• [Problem statement]:
Give the count of lines that include the string "knou". Add nothing to it.

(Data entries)

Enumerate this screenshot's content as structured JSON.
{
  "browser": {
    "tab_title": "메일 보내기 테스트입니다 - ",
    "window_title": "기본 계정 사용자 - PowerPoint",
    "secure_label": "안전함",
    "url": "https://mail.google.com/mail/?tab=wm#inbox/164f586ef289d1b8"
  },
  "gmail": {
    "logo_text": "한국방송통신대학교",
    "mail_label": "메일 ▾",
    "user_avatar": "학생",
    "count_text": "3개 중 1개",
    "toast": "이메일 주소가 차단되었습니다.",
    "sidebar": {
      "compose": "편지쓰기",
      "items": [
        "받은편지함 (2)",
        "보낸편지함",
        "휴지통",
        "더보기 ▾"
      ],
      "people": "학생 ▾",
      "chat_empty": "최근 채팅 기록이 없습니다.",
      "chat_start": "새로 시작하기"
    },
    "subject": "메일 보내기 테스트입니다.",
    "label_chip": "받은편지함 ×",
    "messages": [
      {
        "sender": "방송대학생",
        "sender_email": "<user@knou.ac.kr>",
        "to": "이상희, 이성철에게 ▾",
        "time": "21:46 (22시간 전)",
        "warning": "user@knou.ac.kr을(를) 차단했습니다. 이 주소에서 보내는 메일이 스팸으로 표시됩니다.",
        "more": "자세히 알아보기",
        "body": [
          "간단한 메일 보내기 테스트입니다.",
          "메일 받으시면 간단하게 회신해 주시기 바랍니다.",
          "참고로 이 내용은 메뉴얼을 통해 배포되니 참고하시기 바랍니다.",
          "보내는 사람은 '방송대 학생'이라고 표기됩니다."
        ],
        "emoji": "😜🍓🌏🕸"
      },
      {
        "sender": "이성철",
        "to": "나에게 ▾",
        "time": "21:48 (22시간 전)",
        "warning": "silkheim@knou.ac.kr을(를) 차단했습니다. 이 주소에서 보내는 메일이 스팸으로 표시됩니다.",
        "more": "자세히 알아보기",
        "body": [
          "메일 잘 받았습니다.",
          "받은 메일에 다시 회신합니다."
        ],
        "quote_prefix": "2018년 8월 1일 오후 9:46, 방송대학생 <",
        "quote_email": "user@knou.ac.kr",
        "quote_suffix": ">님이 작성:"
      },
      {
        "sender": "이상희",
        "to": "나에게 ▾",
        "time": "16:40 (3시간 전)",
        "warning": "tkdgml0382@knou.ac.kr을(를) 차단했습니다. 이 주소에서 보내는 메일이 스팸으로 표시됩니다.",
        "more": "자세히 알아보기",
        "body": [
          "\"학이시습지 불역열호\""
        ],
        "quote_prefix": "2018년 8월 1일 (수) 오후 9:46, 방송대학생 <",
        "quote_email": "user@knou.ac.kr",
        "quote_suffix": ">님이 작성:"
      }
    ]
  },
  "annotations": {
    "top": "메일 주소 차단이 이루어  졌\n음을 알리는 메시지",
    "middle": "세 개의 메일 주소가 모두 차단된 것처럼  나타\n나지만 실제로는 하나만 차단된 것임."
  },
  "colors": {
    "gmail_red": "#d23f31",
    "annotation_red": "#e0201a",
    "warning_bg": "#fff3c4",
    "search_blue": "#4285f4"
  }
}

• [Task response]:
6